### [EXERCISE PROMPT]
Copy the records word for word, from the start through the line containing "x-tick-label: 1911 (186, 276, 210, 289)", with both ends included.

Items in a dataset:
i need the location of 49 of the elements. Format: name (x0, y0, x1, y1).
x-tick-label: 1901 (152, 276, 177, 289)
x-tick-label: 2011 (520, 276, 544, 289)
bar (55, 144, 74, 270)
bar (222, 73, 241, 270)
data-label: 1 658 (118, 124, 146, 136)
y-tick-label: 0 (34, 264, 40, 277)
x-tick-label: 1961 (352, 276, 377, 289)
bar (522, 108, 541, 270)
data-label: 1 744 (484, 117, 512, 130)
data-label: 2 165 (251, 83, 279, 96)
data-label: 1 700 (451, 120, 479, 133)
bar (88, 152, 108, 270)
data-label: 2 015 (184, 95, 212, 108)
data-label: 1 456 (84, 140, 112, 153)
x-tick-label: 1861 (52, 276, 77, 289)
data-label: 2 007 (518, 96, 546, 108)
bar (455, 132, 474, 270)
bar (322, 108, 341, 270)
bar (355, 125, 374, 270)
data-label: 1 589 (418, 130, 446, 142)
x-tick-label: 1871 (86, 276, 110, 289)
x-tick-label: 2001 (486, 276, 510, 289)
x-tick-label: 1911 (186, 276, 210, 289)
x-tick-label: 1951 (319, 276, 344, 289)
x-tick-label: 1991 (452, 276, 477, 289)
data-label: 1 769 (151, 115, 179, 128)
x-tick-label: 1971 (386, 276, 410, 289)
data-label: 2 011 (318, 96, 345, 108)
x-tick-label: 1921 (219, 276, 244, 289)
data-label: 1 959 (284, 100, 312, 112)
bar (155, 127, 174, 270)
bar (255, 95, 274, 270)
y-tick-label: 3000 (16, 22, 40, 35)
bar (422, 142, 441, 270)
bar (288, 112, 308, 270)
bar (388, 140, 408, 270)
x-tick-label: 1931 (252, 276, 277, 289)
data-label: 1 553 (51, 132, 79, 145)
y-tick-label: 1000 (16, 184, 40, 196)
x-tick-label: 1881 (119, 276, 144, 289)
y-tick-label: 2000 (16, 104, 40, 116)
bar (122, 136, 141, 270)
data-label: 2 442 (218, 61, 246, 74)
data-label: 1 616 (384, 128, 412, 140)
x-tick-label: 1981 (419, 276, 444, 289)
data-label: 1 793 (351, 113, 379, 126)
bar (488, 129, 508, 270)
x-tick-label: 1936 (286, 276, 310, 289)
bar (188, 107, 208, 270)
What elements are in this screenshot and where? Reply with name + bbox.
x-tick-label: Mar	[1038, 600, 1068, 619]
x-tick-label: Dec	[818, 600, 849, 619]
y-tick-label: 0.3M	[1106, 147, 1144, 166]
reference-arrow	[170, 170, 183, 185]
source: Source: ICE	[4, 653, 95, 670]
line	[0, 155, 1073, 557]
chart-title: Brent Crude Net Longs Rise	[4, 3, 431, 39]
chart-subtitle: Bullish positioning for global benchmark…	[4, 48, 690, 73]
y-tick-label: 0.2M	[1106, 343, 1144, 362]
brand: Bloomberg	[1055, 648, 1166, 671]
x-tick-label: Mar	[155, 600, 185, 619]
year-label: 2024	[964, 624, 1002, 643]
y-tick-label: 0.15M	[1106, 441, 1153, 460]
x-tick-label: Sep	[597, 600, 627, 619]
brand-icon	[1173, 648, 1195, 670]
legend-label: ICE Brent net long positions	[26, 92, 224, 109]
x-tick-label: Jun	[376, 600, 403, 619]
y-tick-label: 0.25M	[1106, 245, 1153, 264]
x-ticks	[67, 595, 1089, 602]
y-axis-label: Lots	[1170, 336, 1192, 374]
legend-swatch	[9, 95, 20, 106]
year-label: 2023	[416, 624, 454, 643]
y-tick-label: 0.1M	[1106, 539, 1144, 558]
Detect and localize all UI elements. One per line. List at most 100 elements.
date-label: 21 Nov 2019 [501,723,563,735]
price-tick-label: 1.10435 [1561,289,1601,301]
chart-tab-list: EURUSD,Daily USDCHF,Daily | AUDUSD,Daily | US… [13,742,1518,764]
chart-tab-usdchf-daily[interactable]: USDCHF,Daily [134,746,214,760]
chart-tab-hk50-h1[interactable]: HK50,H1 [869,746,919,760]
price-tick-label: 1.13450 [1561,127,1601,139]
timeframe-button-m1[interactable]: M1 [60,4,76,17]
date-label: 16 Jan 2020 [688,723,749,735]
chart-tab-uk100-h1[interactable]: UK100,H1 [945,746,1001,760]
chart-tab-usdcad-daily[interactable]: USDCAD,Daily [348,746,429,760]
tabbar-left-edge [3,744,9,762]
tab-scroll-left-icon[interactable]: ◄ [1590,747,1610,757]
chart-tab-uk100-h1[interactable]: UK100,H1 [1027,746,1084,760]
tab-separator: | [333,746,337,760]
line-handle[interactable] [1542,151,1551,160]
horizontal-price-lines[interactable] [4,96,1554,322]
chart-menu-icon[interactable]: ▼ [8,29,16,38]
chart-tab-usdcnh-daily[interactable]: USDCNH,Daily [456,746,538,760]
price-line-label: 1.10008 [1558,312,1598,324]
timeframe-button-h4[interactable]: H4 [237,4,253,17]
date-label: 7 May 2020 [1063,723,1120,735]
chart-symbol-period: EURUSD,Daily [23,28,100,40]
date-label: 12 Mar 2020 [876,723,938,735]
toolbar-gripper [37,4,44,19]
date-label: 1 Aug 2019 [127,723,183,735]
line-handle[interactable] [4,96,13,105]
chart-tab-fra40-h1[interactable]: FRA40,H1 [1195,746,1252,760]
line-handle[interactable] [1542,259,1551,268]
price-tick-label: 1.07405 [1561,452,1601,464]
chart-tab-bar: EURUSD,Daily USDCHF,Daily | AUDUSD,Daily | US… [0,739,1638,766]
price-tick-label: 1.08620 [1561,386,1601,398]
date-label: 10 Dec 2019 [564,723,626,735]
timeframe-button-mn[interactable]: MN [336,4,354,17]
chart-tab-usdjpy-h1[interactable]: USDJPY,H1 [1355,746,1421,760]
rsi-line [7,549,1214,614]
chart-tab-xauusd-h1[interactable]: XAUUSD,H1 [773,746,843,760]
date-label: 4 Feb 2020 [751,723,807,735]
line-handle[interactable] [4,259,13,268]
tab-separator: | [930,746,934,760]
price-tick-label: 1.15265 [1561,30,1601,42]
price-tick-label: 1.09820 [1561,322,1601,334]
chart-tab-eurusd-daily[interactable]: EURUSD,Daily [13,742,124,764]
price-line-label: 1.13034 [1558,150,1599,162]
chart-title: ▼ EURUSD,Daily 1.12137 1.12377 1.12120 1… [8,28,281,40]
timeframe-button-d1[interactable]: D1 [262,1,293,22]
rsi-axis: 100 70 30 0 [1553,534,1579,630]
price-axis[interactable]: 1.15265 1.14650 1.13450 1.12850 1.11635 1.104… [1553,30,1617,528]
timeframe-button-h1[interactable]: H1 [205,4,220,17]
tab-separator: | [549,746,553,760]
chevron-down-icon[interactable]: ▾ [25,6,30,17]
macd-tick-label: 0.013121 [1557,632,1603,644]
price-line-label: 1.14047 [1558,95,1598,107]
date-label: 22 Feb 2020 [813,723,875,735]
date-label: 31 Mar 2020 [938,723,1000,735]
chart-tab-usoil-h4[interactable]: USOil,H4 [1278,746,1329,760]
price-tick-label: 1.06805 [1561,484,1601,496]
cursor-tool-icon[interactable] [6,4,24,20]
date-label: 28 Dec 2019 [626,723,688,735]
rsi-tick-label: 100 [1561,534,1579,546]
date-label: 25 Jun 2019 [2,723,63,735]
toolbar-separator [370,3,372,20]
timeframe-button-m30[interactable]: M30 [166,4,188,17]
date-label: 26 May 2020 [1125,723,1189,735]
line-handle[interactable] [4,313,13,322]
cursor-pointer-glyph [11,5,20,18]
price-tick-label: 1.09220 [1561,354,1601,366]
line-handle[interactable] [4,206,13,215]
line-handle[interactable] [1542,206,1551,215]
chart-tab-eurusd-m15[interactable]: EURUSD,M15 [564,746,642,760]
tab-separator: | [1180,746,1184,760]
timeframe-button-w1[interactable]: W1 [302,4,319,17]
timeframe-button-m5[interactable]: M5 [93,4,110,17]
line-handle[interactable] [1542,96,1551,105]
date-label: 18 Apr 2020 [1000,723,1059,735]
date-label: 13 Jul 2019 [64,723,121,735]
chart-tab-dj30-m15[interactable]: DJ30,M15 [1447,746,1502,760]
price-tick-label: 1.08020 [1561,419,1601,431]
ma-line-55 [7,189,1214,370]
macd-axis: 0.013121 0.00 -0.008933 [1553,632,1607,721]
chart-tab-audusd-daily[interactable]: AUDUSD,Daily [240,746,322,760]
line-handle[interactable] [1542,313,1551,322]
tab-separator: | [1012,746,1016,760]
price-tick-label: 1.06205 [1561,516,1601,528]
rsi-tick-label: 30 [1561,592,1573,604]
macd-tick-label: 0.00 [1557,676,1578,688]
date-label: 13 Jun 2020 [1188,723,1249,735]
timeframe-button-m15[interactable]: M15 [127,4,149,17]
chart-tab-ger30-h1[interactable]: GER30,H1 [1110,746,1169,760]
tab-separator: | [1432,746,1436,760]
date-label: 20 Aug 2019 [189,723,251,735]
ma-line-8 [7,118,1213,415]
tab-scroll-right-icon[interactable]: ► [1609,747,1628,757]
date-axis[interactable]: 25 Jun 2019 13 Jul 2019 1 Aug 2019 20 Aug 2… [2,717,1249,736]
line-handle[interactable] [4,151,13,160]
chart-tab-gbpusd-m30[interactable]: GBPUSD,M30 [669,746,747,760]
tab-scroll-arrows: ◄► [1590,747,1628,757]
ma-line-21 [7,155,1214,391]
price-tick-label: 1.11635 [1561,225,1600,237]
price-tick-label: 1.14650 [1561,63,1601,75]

### [RESULT OF THIS TASK]
i need the location of 49 of the elements. Format: name (x0, y0, x1, y1).
x-tick-label: 1901 (152, 276, 177, 289)
x-tick-label: 2011 (520, 276, 544, 289)
bar (55, 144, 74, 270)
bar (222, 73, 241, 270)
data-label: 1 658 (118, 124, 146, 136)
y-tick-label: 0 (34, 264, 40, 277)
x-tick-label: 1961 (352, 276, 377, 289)
bar (522, 108, 541, 270)
data-label: 1 744 (484, 117, 512, 130)
data-label: 2 165 (251, 83, 279, 96)
data-label: 1 700 (451, 120, 479, 133)
bar (88, 152, 108, 270)
data-label: 2 015 (184, 95, 212, 108)
data-label: 1 456 (84, 140, 112, 153)
x-tick-label: 1861 (52, 276, 77, 289)
data-label: 2 007 (518, 96, 546, 108)
bar (455, 132, 474, 270)
bar (322, 108, 341, 270)
bar (355, 125, 374, 270)
data-label: 1 589 (418, 130, 446, 142)
x-tick-label: 1871 (86, 276, 110, 289)
x-tick-label: 2001 (486, 276, 510, 289)
x-tick-label: 1911 (186, 276, 210, 289)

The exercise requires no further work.